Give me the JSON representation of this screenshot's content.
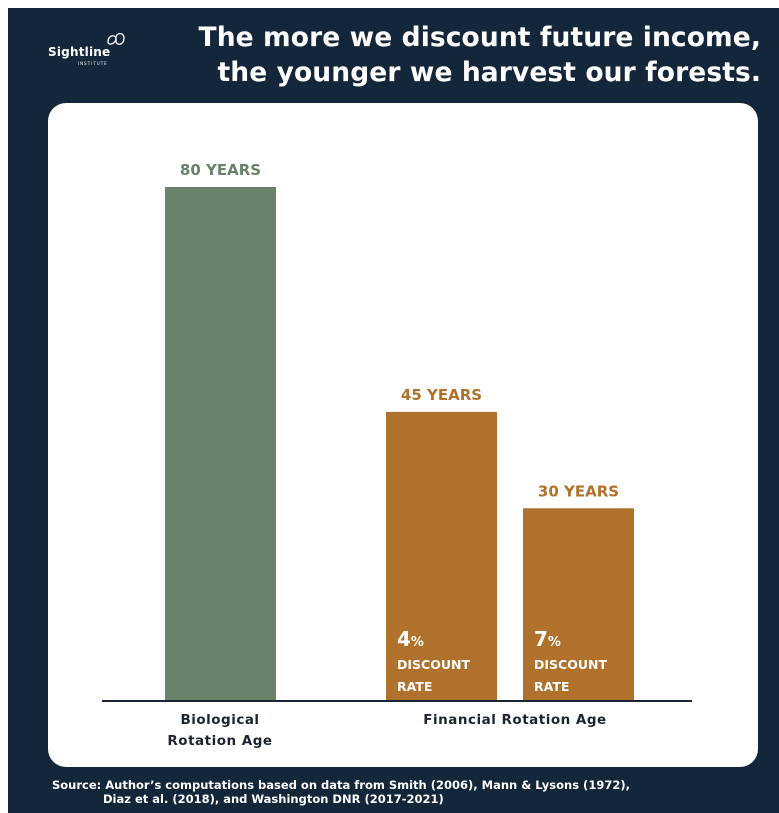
{
  "brand": {
    "name": "Sightline",
    "sub": "INSTITUTE"
  },
  "title_lines": [
    "The more we discount future income,",
    "the younger we harvest our forests."
  ],
  "colors": {
    "background": "#14263a",
    "biological": "#69826a",
    "financial": "#b0712c",
    "axis": "#1b2430"
  },
  "chart_data": {
    "type": "bar",
    "categories": [
      "Biological Rotation Age",
      "Financial Rotation Age (4%)",
      "Financial Rotation Age (7%)"
    ],
    "values": [
      80,
      45,
      30
    ],
    "value_unit": "years",
    "value_labels": [
      "80 YEARS",
      "45 YEARS",
      "30 YEARS"
    ],
    "bar_annotations": [
      null,
      {
        "rate": "4",
        "pct": "%",
        "line1": "DISCOUNT",
        "line2": "RATE"
      },
      {
        "rate": "7",
        "pct": "%",
        "line1": "DISCOUNT",
        "line2": "RATE"
      }
    ],
    "group_labels": [
      {
        "lines": [
          "Biological",
          "Rotation Age"
        ]
      },
      {
        "lines": [
          "Financial Rotation Age"
        ]
      }
    ],
    "ylim": [
      0,
      80
    ],
    "grid": false,
    "title": "",
    "xlabel": "",
    "ylabel": ""
  },
  "source_lines": [
    "Source: Author’s computations based on data from Smith (2006), Mann & Lysons (1972),",
    "Diaz et al. (2018), and Washington DNR (2017-2021)"
  ]
}
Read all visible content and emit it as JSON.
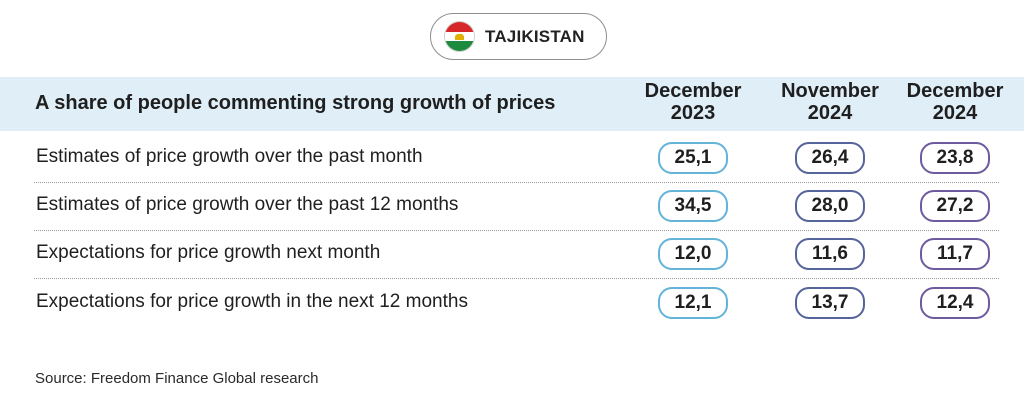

:::

Set down all the entries exactly as they appear, but skip any pictures.

# [Result]
Give me the JSON representation of this screenshot's content.
{
  "brand": {
    "name": "Sightline",
    "sub": "INSTITUTE"
  },
  "title_lines": [
    "The more we discount future income,",
    "the younger we harvest our forests."
  ],
  "colors": {
    "background": "#14263a",
    "biological": "#69826a",
    "financial": "#b0712c",
    "axis": "#1b2430"
  },
  "chart_data": {
    "type": "bar",
    "categories": [
      "Biological Rotation Age",
      "Financial Rotation Age (4%)",
      "Financial Rotation Age (7%)"
    ],
    "values": [
      80,
      45,
      30
    ],
    "value_unit": "years",
    "value_labels": [
      "80 YEARS",
      "45 YEARS",
      "30 YEARS"
    ],
    "bar_annotations": [
      null,
      {
        "rate": "4",
        "pct": "%",
        "line1": "DISCOUNT",
        "line2": "RATE"
      },
      {
        "rate": "7",
        "pct": "%",
        "line1": "DISCOUNT",
        "line2": "RATE"
      }
    ],
    "group_labels": [
      {
        "lines": [
          "Biological",
          "Rotation Age"
        ]
      },
      {
        "lines": [
          "Financial Rotation Age"
        ]
      }
    ],
    "ylim": [
      0,
      80
    ],
    "grid": false,
    "title": "",
    "xlabel": "",
    "ylabel": ""
  },
  "source_lines": [
    "Source: Author’s computations based on data from Smith (2006), Mann & Lysons (1972),",
    "Diaz et al. (2018), and Washington DNR (2017-2021)"
  ]
}
Read all visible content and emit it as JSON.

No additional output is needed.